Data records:

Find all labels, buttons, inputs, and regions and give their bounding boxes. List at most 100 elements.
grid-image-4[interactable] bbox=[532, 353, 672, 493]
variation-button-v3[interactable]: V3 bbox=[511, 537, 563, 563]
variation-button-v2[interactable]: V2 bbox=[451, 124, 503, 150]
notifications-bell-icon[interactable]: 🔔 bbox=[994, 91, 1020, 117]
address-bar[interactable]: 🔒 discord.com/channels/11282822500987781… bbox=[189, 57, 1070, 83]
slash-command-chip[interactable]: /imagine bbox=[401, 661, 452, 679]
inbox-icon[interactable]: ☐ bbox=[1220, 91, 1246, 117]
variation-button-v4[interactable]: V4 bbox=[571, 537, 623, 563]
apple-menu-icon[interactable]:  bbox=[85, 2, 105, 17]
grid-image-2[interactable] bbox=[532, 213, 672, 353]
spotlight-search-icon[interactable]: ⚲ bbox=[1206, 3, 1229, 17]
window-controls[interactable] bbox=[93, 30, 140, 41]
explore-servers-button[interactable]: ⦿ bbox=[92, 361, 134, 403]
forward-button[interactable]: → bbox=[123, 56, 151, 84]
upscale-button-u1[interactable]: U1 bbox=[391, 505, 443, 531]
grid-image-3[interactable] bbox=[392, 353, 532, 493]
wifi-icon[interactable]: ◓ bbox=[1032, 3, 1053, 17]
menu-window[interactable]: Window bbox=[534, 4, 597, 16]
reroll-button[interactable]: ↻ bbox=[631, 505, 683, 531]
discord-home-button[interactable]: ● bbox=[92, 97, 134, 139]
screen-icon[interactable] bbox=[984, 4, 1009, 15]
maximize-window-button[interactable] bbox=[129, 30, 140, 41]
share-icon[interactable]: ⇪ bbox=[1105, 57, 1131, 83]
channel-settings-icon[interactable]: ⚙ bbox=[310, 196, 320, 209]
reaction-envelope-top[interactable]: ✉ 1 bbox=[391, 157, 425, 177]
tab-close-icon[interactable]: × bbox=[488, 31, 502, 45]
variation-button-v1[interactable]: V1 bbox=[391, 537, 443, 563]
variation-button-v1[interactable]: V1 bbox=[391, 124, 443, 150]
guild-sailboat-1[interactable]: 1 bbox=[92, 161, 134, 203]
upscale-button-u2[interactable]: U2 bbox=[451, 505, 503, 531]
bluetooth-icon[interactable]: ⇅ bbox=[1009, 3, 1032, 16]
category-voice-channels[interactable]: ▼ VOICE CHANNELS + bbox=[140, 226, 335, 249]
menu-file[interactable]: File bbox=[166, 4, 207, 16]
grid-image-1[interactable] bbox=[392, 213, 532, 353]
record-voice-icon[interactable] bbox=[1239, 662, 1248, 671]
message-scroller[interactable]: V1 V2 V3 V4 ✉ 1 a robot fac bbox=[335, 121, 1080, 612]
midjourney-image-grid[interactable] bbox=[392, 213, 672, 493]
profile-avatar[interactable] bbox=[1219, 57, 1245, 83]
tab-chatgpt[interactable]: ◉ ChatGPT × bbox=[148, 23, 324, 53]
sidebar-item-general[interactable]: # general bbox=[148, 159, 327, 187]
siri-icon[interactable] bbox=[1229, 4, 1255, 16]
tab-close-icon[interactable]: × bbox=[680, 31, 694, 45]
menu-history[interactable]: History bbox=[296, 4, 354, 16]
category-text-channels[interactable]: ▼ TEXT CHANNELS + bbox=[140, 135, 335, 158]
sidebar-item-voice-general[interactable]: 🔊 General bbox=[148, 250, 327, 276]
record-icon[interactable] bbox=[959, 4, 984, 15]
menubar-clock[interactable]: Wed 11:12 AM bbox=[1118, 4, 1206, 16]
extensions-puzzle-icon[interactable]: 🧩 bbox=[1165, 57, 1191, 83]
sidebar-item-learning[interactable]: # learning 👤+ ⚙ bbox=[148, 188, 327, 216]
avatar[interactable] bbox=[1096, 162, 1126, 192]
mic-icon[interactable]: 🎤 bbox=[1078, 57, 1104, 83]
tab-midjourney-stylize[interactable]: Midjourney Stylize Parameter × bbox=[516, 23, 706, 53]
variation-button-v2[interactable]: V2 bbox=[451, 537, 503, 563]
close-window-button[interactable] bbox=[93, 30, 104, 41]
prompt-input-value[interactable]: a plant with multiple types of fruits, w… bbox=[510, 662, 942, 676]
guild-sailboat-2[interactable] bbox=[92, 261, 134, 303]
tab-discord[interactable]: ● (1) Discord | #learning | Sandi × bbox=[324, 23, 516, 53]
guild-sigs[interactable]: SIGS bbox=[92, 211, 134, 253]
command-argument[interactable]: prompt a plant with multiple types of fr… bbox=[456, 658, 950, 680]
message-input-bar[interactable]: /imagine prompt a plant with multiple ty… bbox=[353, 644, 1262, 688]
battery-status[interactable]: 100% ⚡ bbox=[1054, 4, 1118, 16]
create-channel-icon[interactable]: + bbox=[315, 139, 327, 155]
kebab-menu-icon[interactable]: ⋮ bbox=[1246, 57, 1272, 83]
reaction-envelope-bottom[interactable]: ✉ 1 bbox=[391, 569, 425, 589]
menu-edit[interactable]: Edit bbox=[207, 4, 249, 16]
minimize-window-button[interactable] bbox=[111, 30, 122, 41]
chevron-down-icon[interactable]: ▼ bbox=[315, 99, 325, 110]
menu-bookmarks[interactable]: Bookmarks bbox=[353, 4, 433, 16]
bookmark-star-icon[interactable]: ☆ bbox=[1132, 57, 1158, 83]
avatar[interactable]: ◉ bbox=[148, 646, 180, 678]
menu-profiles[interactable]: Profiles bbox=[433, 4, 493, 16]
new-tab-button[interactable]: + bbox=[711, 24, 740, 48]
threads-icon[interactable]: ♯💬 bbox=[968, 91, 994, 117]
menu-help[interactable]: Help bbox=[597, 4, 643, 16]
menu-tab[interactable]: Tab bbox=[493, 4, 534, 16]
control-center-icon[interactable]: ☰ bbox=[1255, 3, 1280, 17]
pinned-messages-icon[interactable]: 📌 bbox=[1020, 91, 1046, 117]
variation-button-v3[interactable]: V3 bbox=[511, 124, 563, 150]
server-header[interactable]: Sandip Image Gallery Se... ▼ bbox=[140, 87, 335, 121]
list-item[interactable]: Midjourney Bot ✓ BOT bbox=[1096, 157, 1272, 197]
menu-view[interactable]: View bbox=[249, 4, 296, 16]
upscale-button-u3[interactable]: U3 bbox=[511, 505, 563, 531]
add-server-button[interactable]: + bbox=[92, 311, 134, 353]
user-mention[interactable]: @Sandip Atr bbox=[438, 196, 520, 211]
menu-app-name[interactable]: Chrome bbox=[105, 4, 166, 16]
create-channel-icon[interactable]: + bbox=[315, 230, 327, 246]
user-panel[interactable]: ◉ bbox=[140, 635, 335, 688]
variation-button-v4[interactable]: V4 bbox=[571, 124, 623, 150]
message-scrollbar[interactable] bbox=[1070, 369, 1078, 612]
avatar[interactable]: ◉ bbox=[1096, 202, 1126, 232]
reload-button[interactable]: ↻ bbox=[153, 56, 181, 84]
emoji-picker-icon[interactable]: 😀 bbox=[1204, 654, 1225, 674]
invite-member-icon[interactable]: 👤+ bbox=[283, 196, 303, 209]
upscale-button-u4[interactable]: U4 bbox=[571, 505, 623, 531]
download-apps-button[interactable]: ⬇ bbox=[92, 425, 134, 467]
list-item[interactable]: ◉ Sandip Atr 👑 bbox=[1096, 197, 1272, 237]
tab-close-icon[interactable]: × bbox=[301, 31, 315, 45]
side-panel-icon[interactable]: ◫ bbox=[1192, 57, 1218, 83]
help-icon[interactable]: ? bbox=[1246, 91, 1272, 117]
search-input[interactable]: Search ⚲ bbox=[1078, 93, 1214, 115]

Task statement: Convert every line of the records above into a JSON list of strings, one string per line, leaving out blank lines.

Answer below:
[
  "Find all labels, buttons, inputs, and regions and give their bounding boxes. List at most 100 elements.",
  "grid-image-4[interactable] bbox=[532, 353, 672, 493]",
  "variation-button-v3[interactable]: V3 bbox=[511, 537, 563, 563]",
  "variation-button-v2[interactable]: V2 bbox=[451, 124, 503, 150]",
  "notifications-bell-icon[interactable]: 🔔 bbox=[994, 91, 1020, 117]",
  "address-bar[interactable]: 🔒 discord.com/channels/11282822500987781… bbox=[189, 57, 1070, 83]",
  "slash-command-chip[interactable]: /imagine bbox=[401, 661, 452, 679]",
  "inbox-icon[interactable]: ☐ bbox=[1220, 91, 1246, 117]",
  "variation-button-v4[interactable]: V4 bbox=[571, 537, 623, 563]",
  "apple-menu-icon[interactable]:  bbox=[85, 2, 105, 17]",
  "grid-image-2[interactable] bbox=[532, 213, 672, 353]",
  "spotlight-search-icon[interactable]: ⚲ bbox=[1206, 3, 1229, 17]",
  "window-controls[interactable] bbox=[93, 30, 140, 41]",
  "explore-servers-button[interactable]: ⦿ bbox=[92, 361, 134, 403]",
  "forward-button[interactable]: → bbox=[123, 56, 151, 84]",
  "upscale-button-u1[interactable]: U1 bbox=[391, 505, 443, 531]",
  "grid-image-3[interactable] bbox=[392, 353, 532, 493]",
  "wifi-icon[interactable]: ◓ bbox=[1032, 3, 1053, 17]",
  "menu-window[interactable]: Window bbox=[534, 4, 597, 16]",
  "reroll-button[interactable]: ↻ bbox=[631, 505, 683, 531]",
  "discord-home-button[interactable]: ● bbox=[92, 97, 134, 139]",
  "screen-icon[interactable] bbox=[984, 4, 1009, 15]",
  "maximize-window-button[interactable] bbox=[129, 30, 140, 41]",
  "share-icon[interactable]: ⇪ bbox=[1105, 57, 1131, 83]",
  "channel-settings-icon[interactable]: ⚙ bbox=[310, 196, 320, 209]",
  "reaction-envelope-top[interactable]: ✉ 1 bbox=[391, 157, 425, 177]",
  "tab-close-icon[interactable]: × bbox=[488, 31, 502, 45]",
  "variation-button-v1[interactable]: V1 bbox=[391, 537, 443, 563]",
  "variation-button-v1[interactable]: V1 bbox=[391, 124, 443, 150]",
  "guild-sailboat-1[interactable]: 1 bbox=[92, 161, 134, 203]",
  "upscale-button-u2[interactable]: U2 bbox=[451, 505, 503, 531]",
  "bluetooth-icon[interactable]: ⇅ bbox=[1009, 3, 1032, 16]",
  "category-voice-channels[interactable]: ▼ VOICE CHANNELS + bbox=[140, 226, 335, 249]",
  "menu-file[interactable]: File bbox=[166, 4, 207, 16]",
  "grid-image-1[interactable] bbox=[392, 213, 532, 353]",
  "record-voice-icon[interactable] bbox=[1239, 662, 1248, 671]",
  "message-scroller[interactable]: V1 V2 V3 V4 ✉ 1 a robot fac bbox=[335, 121, 1080, 612]",
  "midjourney-image-grid[interactable] bbox=[392, 213, 672, 493]",
  "profile-avatar[interactable] bbox=[1219, 57, 1245, 83]",
  "tab-chatgpt[interactable]: ◉ ChatGPT × bbox=[148, 23, 324, 53]",
  "sidebar-item-general[interactable]: # general bbox=[148, 159, 327, 187]",
  "siri-icon[interactable] bbox=[1229, 4, 1255, 16]",
  "tab-close-icon[interactable]: × bbox=[680, 31, 694, 45]",
  "menu-history[interactable]: History bbox=[296, 4, 354, 16]",
  "category-text-channels[interactable]: ▼ TEXT CHANNELS + bbox=[140, 135, 335, 158]",
  "sidebar-item-voice-general[interactable]: 🔊 General bbox=[148, 250, 327, 276]",
  "record-icon[interactable] bbox=[959, 4, 984, 15]",
  "menubar-clock[interactable]: Wed 11:12 AM bbox=[1118, 4, 1206, 16]",
  "extensions-puzzle-icon[interactable]: 🧩 bbox=[1165, 57, 1191, 83]",
  "sidebar-item-learning[interactable]: # learning 👤+ ⚙ bbox=[148, 188, 327, 216]",
  "avatar[interactable] bbox=[1096, 162, 1126, 192]",
  "mic-icon[interactable]: 🎤 bbox=[1078, 57, 1104, 83]",
  "tab-midjourney-stylize[interactable]: Midjourney Stylize Parameter × bbox=[516, 23, 706, 53]",
  "variation-button-v2[interactable]: V2 bbox=[451, 537, 503, 563]",
  "close-window-button[interactable] bbox=[93, 30, 104, 41]",
  "prompt-input-value[interactable]: a plant with multiple types of fruits, w… bbox=[510, 662, 942, 676]",
  "guild-sailboat-2[interactable] bbox=[92, 261, 134, 303]",
  "tab-discord[interactable]: ● (1) Discord | #learning | Sandi × bbox=[324, 23, 516, 53]",
  "guild-sigs[interactable]: SIGS bbox=[92, 211, 134, 253]",
  "command-argument[interactable]: prompt a plant with multiple types of fr… bbox=[456, 658, 950, 680]",
  "message-input-bar[interactable]: /imagine prompt a plant with multiple ty… bbox=[353, 644, 1262, 688]",
  "battery-status[interactable]: 100% ⚡ bbox=[1054, 4, 1118, 16]",
  "create-channel-icon[interactable]: + bbox=[315, 139, 327, 155]",
  "kebab-menu-icon[interactable]: ⋮ bbox=[1246, 57, 1272, 83]",
  "reaction-envelope-bottom[interactable]: ✉ 1 bbox=[391, 569, 425, 589]",
  "menu-edit[interactable]: Edit bbox=[207, 4, 249, 16]",
  "minimize-window-button[interactable] bbox=[111, 30, 122, 41]",
  "chevron-down-icon[interactable]: ▼ bbox=[315, 99, 325, 110]",
  "menu-bookmarks[interactable]: Bookmarks bbox=[353, 4, 433, 16]",
  "bookmark-star-icon[interactable]: ☆ bbox=[1132, 57, 1158, 83]",
  "avatar[interactable]: ◉ bbox=[148, 646, 180, 678]",
  "menu-profiles[interactable]: Profiles bbox=[433, 4, 493, 16]",
  "new-tab-button[interactable]: + bbox=[711, 24, 740, 48]",
  "threads-icon[interactable]: ♯💬 bbox=[968, 91, 994, 117]",
  "menu-help[interactable]: Help bbox=[597, 4, 643, 16]",
  "menu-tab[interactable]: Tab bbox=[493, 4, 534, 16]",
  "control-center-icon[interactable]: ☰ bbox=[1255, 3, 1280, 17]",
  "pinned-messages-icon[interactable]: 📌 bbox=[1020, 91, 1046, 117]",
  "variation-button-v3[interactable]: V3 bbox=[511, 124, 563, 150]",
  "server-header[interactable]: Sandip Image Gallery Se... ▼ bbox=[140, 87, 335, 121]",
  "list-item[interactable]: Midjourney Bot ✓ BOT bbox=[1096, 157, 1272, 197]",
  "menu-view[interactable]: View bbox=[249, 4, 296, 16]",
  "upscale-button-u3[interactable]: U3 bbox=[511, 505, 563, 531]",
  "add-server-button[interactable]: + bbox=[92, 311, 134, 353]",
  "user-mention[interactable]: @Sandip Atr bbox=[438, 196, 520, 211]",
  "menu-app-name[interactable]: Chrome bbox=[105, 4, 166, 16]",
  "create-channel-icon[interactable]: + bbox=[315, 230, 327, 246]",
  "user-panel[interactable]: ◉ bbox=[140, 635, 335, 688]",
  "variation-button-v4[interactable]: V4 bbox=[571, 124, 623, 150]",
  "message-scrollbar[interactable] bbox=[1070, 369, 1078, 612]",
  "avatar[interactable]: ◉ bbox=[1096, 202, 1126, 232]",
  "reload-button[interactable]: ↻ bbox=[153, 56, 181, 84]",
  "emoji-picker-icon[interactable]: 😀 bbox=[1204, 654, 1225, 674]",
  "invite-member-icon[interactable]: 👤+ bbox=[283, 196, 303, 209]",
  "upscale-button-u4[interactable]: U4 bbox=[571, 505, 623, 531]",
  "download-apps-button[interactable]: ⬇ bbox=[92, 425, 134, 467]",
  "list-item[interactable]: ◉ Sandip Atr 👑 bbox=[1096, 197, 1272, 237]",
  "tab-close-icon[interactable]: × bbox=[301, 31, 315, 45]",
  "side-panel-icon[interactable]: ◫ bbox=[1192, 57, 1218, 83]",
  "help-icon[interactable]: ? bbox=[1246, 91, 1272, 117]",
  "search-input[interactable]: Search ⚲ bbox=[1078, 93, 1214, 115]"
]